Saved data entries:
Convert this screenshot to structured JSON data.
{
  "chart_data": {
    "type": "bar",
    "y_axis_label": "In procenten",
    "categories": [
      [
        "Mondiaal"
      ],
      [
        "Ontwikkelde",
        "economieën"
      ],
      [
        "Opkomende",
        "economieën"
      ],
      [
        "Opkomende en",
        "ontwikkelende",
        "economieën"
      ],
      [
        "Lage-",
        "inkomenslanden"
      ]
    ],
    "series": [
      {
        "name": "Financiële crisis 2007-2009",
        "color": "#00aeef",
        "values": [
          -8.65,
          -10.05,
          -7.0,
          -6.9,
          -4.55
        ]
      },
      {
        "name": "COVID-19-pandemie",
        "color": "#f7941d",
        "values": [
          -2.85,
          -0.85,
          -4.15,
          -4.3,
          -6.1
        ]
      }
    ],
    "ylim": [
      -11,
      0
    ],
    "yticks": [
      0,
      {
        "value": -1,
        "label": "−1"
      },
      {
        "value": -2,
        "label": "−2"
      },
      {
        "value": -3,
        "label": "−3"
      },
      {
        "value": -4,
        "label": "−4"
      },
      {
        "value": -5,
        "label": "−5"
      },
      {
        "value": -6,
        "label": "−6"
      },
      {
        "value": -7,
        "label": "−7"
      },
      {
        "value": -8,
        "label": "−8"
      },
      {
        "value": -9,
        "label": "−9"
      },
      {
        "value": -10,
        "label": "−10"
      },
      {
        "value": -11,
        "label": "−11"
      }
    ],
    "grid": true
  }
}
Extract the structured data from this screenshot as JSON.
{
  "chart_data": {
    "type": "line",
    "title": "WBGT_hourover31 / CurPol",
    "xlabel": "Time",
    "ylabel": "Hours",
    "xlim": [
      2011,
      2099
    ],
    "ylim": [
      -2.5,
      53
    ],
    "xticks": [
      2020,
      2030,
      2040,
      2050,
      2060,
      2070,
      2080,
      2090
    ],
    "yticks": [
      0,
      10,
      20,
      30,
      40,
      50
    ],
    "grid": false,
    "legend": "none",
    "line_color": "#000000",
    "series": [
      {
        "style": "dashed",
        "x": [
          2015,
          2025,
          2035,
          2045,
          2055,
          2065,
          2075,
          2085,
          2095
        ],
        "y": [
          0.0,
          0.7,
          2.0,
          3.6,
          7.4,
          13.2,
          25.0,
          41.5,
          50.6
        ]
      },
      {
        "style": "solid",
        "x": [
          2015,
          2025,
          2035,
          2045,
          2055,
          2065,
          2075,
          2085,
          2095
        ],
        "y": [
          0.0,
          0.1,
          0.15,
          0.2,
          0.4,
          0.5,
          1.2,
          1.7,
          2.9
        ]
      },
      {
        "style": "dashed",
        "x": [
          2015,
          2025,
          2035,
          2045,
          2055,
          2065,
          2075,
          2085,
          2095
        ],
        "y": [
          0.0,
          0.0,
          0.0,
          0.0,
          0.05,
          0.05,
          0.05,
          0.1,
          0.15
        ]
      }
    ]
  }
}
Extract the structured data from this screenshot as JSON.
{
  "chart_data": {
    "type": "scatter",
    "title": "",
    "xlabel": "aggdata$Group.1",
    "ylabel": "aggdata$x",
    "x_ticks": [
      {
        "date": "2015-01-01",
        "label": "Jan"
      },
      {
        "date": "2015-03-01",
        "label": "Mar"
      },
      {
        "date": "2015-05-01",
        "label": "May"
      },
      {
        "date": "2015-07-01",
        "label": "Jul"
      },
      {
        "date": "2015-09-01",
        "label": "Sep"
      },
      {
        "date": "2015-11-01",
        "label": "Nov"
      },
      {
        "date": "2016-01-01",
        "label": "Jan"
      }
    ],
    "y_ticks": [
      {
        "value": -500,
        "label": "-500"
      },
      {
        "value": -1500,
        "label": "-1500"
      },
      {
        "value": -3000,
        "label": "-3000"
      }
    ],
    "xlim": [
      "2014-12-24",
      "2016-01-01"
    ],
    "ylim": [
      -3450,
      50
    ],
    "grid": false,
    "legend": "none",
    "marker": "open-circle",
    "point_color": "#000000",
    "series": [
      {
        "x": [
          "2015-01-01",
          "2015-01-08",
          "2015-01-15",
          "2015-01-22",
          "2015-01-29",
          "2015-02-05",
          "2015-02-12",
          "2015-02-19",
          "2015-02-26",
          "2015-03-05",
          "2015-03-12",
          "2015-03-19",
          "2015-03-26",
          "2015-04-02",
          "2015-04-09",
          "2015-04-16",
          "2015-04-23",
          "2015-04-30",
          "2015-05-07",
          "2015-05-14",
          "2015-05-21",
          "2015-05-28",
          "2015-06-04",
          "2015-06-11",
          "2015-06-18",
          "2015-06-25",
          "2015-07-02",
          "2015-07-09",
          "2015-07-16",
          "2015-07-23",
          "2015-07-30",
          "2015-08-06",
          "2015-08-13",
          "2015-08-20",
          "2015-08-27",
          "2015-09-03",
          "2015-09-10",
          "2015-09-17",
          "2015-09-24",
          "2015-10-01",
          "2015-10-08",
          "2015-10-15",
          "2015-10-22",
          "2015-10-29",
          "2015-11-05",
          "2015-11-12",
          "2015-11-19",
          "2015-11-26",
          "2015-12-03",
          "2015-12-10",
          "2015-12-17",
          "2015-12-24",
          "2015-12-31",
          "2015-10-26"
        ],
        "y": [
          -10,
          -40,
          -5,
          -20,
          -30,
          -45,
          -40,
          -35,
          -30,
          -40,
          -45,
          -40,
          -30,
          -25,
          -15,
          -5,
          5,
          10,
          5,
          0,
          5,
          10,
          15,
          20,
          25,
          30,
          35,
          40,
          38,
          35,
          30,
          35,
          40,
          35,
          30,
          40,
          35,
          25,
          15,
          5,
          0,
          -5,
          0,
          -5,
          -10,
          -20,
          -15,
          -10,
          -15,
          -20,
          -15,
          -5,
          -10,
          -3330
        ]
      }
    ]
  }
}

Task requirements: Return every entry exactly as given.

Solution to this task:
Convert this screenshot to structured JSON data.
{
  "chart_data": {
    "type": "bar",
    "y_axis_label": "In procenten",
    "categories": [
      [
        "Mondiaal"
      ],
      [
        "Ontwikkelde",
        "economieën"
      ],
      [
        "Opkomende",
        "economieën"
      ],
      [
        "Opkomende en",
        "ontwikkelende",
        "economieën"
      ],
      [
        "Lage-",
        "inkomenslanden"
      ]
    ],
    "series": [
      {
        "name": "Financiële crisis 2007-2009",
        "color": "#00aeef",
        "values": [
          -8.65,
          -10.05,
          -7.0,
          -6.9,
          -4.55
        ]
      },
      {
        "name": "COVID-19-pandemie",
        "color": "#f7941d",
        "values": [
          -2.85,
          -0.85,
          -4.15,
          -4.3,
          -6.1
        ]
      }
    ],
    "ylim": [
      -11,
      0
    ],
    "yticks": [
      0,
      {
        "value": -1,
        "label": "−1"
      },
      {
        "value": -2,
        "label": "−2"
      },
      {
        "value": -3,
        "label": "−3"
      },
      {
        "value": -4,
        "label": "−4"
      },
      {
        "value": -5,
        "label": "−5"
      },
      {
        "value": -6,
        "label": "−6"
      },
      {
        "value": -7,
        "label": "−7"
      },
      {
        "value": -8,
        "label": "−8"
      },
      {
        "value": -9,
        "label": "−9"
      },
      {
        "value": -10,
        "label": "−10"
      },
      {
        "value": -11,
        "label": "−11"
      }
    ],
    "grid": true
  }
}
Extract the structured data from this screenshot as JSON.
{
  "chart_data": {
    "type": "line",
    "title": "WBGT_hourover31 / CurPol",
    "xlabel": "Time",
    "ylabel": "Hours",
    "xlim": [
      2011,
      2099
    ],
    "ylim": [
      -2.5,
      53
    ],
    "xticks": [
      2020,
      2030,
      2040,
      2050,
      2060,
      2070,
      2080,
      2090
    ],
    "yticks": [
      0,
      10,
      20,
      30,
      40,
      50
    ],
    "grid": false,
    "legend": "none",
    "line_color": "#000000",
    "series": [
      {
        "style": "dashed",
        "x": [
          2015,
          2025,
          2035,
          2045,
          2055,
          2065,
          2075,
          2085,
          2095
        ],
        "y": [
          0.0,
          0.7,
          2.0,
          3.6,
          7.4,
          13.2,
          25.0,
          41.5,
          50.6
        ]
      },
      {
        "style": "solid",
        "x": [
          2015,
          2025,
          2035,
          2045,
          2055,
          2065,
          2075,
          2085,
          2095
        ],
        "y": [
          0.0,
          0.1,
          0.15,
          0.2,
          0.4,
          0.5,
          1.2,
          1.7,
          2.9
        ]
      },
      {
        "style": "dashed",
        "x": [
          2015,
          2025,
          2035,
          2045,
          2055,
          2065,
          2075,
          2085,
          2095
        ],
        "y": [
          0.0,
          0.0,
          0.0,
          0.0,
          0.05,
          0.05,
          0.05,
          0.1,
          0.15
        ]
      }
    ]
  }
}
Extract the structured data from this screenshot as JSON.
{
  "chart_data": {
    "type": "scatter",
    "title": "",
    "xlabel": "aggdata$Group.1",
    "ylabel": "aggdata$x",
    "x_ticks": [
      {
        "date": "2015-01-01",
        "label": "Jan"
      },
      {
        "date": "2015-03-01",
        "label": "Mar"
      },
      {
        "date": "2015-05-01",
        "label": "May"
      },
      {
        "date": "2015-07-01",
        "label": "Jul"
      },
      {
        "date": "2015-09-01",
        "label": "Sep"
      },
      {
        "date": "2015-11-01",
        "label": "Nov"
      },
      {
        "date": "2016-01-01",
        "label": "Jan"
      }
    ],
    "y_ticks": [
      {
        "value": -500,
        "label": "-500"
      },
      {
        "value": -1500,
        "label": "-1500"
      },
      {
        "value": -3000,
        "label": "-3000"
      }
    ],
    "xlim": [
      "2014-12-24",
      "2016-01-01"
    ],
    "ylim": [
      -3450,
      50
    ],
    "grid": false,
    "legend": "none",
    "marker": "open-circle",
    "point_color": "#000000",
    "series": [
      {
        "x": [
          "2015-01-01",
          "2015-01-08",
          "2015-01-15",
          "2015-01-22",
          "2015-01-29",
          "2015-02-05",
          "2015-02-12",
          "2015-02-19",
          "2015-02-26",
          "2015-03-05",
          "2015-03-12",
          "2015-03-19",
          "2015-03-26",
          "2015-04-02",
          "2015-04-09",
          "2015-04-16",
          "2015-04-23",
          "2015-04-30",
          "2015-05-07",
          "2015-05-14",
          "2015-05-21",
          "2015-05-28",
          "2015-06-04",
          "2015-06-11",
          "2015-06-18",
          "2015-06-25",
          "2015-07-02",
          "2015-07-09",
          "2015-07-16",
          "2015-07-23",
          "2015-07-30",
          "2015-08-06",
          "2015-08-13",
          "2015-08-20",
          "2015-08-27",
          "2015-09-03",
          "2015-09-10",
          "2015-09-17",
          "2015-09-24",
          "2015-10-01",
          "2015-10-08",
          "2015-10-15",
          "2015-10-22",
          "2015-10-29",
          "2015-11-05",
          "2015-11-12",
          "2015-11-19",
          "2015-11-26",
          "2015-12-03",
          "2015-12-10",
          "2015-12-17",
          "2015-12-24",
          "2015-12-31",
          "2015-10-26"
        ],
        "y": [
          -10,
          -40,
          -5,
          -20,
          -30,
          -45,
          -40,
          -35,
          -30,
          -40,
          -45,
          -40,
          -30,
          -25,
          -15,
          -5,
          5,
          10,
          5,
          0,
          5,
          10,
          15,
          20,
          25,
          30,
          35,
          40,
          38,
          35,
          30,
          35,
          40,
          35,
          30,
          40,
          35,
          25,
          15,
          5,
          0,
          -5,
          0,
          -5,
          -10,
          -20,
          -15,
          -10,
          -15,
          -20,
          -15,
          -5,
          -10,
          -3330
        ]
      }
    ]
  }
}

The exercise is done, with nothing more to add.